** Task inputs **
* * * * * * *
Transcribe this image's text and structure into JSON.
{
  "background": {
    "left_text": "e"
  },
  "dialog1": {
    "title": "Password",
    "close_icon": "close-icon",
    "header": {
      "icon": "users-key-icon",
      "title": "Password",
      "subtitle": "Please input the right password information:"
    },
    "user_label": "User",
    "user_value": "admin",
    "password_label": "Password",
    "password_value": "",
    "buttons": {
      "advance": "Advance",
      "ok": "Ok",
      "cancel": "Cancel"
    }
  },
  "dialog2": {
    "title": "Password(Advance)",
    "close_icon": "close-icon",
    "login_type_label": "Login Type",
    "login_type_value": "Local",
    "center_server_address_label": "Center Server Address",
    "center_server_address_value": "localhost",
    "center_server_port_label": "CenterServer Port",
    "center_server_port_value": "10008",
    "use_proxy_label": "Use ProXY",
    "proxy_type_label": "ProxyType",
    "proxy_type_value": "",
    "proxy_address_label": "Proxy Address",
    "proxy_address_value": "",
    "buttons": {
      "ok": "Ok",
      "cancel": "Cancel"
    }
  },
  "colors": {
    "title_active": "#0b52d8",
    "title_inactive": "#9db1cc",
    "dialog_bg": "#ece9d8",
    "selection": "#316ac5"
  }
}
* * * * * * *
Return all of the entries exactly as written.

** Task answer **
Transcribe this image's text and structure into JSON.
{
  "background": {
    "left_text": "e"
  },
  "dialog1": {
    "title": "Password",
    "close_icon": "close-icon",
    "header": {
      "icon": "users-key-icon",
      "title": "Password",
      "subtitle": "Please input the right password information:"
    },
    "user_label": "User",
    "user_value": "admin",
    "password_label": "Password",
    "password_value": "",
    "buttons": {
      "advance": "Advance",
      "ok": "Ok",
      "cancel": "Cancel"
    }
  },
  "dialog2": {
    "title": "Password(Advance)",
    "close_icon": "close-icon",
    "login_type_label": "Login Type",
    "login_type_value": "Local",
    "center_server_address_label": "Center Server Address",
    "center_server_address_value": "localhost",
    "center_server_port_label": "CenterServer Port",
    "center_server_port_value": "10008",
    "use_proxy_label": "Use ProXY",
    "proxy_type_label": "ProxyType",
    "proxy_type_value": "",
    "proxy_address_label": "Proxy Address",
    "proxy_address_value": "",
    "buttons": {
      "ok": "Ok",
      "cancel": "Cancel"
    }
  },
  "colors": {
    "title_active": "#0b52d8",
    "title_inactive": "#9db1cc",
    "dialog_bg": "#ece9d8",
    "selection": "#316ac5"
  }
}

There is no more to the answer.